### Aim
Any pictures in the records below should be skipped; write out everything else exactly.

### Stored records

## Start

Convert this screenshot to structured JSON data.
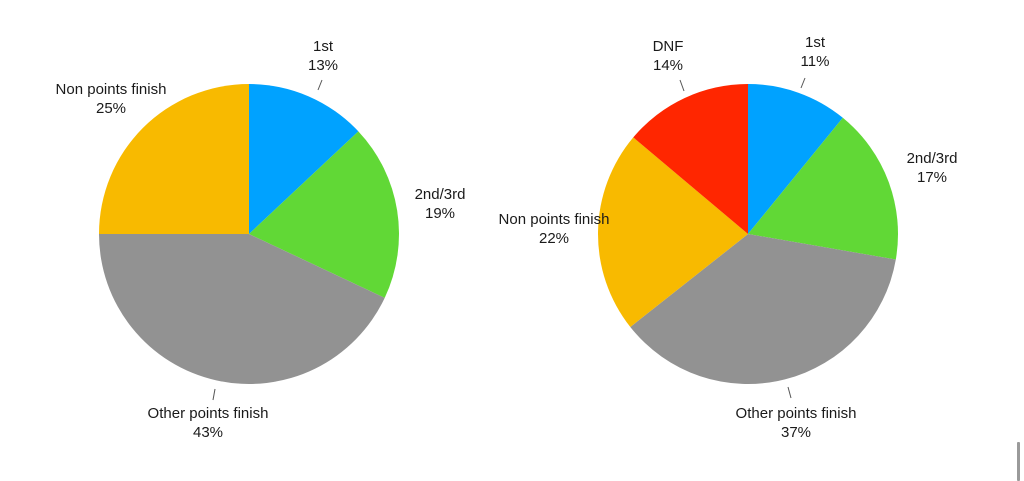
{
  "chart_data": [
    {
      "type": "pie",
      "title": "",
      "categories": [
        "1st",
        "2nd/3rd",
        "Other points finish",
        "Non points finish"
      ],
      "values": [
        13,
        19,
        43,
        25
      ],
      "value_labels": [
        "13%",
        "19%",
        "43%",
        "25%"
      ],
      "colors": [
        "#00A2FF",
        "#61D836",
        "#929292",
        "#F8BA00"
      ],
      "start_angle": "12 o'clock, clockwise",
      "legend": "none (direct labels)"
    },
    {
      "type": "pie",
      "title": "",
      "categories": [
        "1st",
        "2nd/3rd",
        "Other points finish",
        "Non points finish",
        "DNF"
      ],
      "values": [
        11,
        17,
        37,
        22,
        14
      ],
      "value_labels": [
        "11%",
        "17%",
        "37%",
        "22%",
        "14%"
      ],
      "colors": [
        "#00A2FF",
        "#61D836",
        "#929292",
        "#F8BA00",
        "#FF2600"
      ],
      "start_angle": "12 o'clock, clockwise",
      "legend": "none (direct labels)"
    }
  ],
  "left": {
    "labels": [
      {
        "name": "1st",
        "pct": "13%"
      },
      {
        "name": "2nd/3rd",
        "pct": "19%"
      },
      {
        "name": "Other points finish",
        "pct": "43%"
      },
      {
        "name": "Non points finish",
        "pct": "25%"
      }
    ]
  },
  "right": {
    "labels": [
      {
        "name": "1st",
        "pct": "11%"
      },
      {
        "name": "2nd/3rd",
        "pct": "17%"
      },
      {
        "name": "Other points finish",
        "pct": "37%"
      },
      {
        "name": "Non points finish",
        "pct": "22%"
      },
      {
        "name": "DNF",
        "pct": "14%"
      }
    ]
  }
}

## End

### Solution for this problem
Convert this screenshot to structured JSON data.
{
  "chart_data": [
    {
      "type": "pie",
      "title": "",
      "categories": [
        "1st",
        "2nd/3rd",
        "Other points finish",
        "Non points finish"
      ],
      "values": [
        13,
        19,
        43,
        25
      ],
      "value_labels": [
        "13%",
        "19%",
        "43%",
        "25%"
      ],
      "colors": [
        "#00A2FF",
        "#61D836",
        "#929292",
        "#F8BA00"
      ],
      "start_angle": "12 o'clock, clockwise",
      "legend": "none (direct labels)"
    },
    {
      "type": "pie",
      "title": "",
      "categories": [
        "1st",
        "2nd/3rd",
        "Other points finish",
        "Non points finish",
        "DNF"
      ],
      "values": [
        11,
        17,
        37,
        22,
        14
      ],
      "value_labels": [
        "11%",
        "17%",
        "37%",
        "22%",
        "14%"
      ],
      "colors": [
        "#00A2FF",
        "#61D836",
        "#929292",
        "#F8BA00",
        "#FF2600"
      ],
      "start_angle": "12 o'clock, clockwise",
      "legend": "none (direct labels)"
    }
  ],
  "left": {
    "labels": [
      {
        "name": "1st",
        "pct": "13%"
      },
      {
        "name": "2nd/3rd",
        "pct": "19%"
      },
      {
        "name": "Other points finish",
        "pct": "43%"
      },
      {
        "name": "Non points finish",
        "pct": "25%"
      }
    ]
  },
  "right": {
    "labels": [
      {
        "name": "1st",
        "pct": "11%"
      },
      {
        "name": "2nd/3rd",
        "pct": "17%"
      },
      {
        "name": "Other points finish",
        "pct": "37%"
      },
      {
        "name": "Non points finish",
        "pct": "22%"
      },
      {
        "name": "DNF",
        "pct": "14%"
      }
    ]
  }
}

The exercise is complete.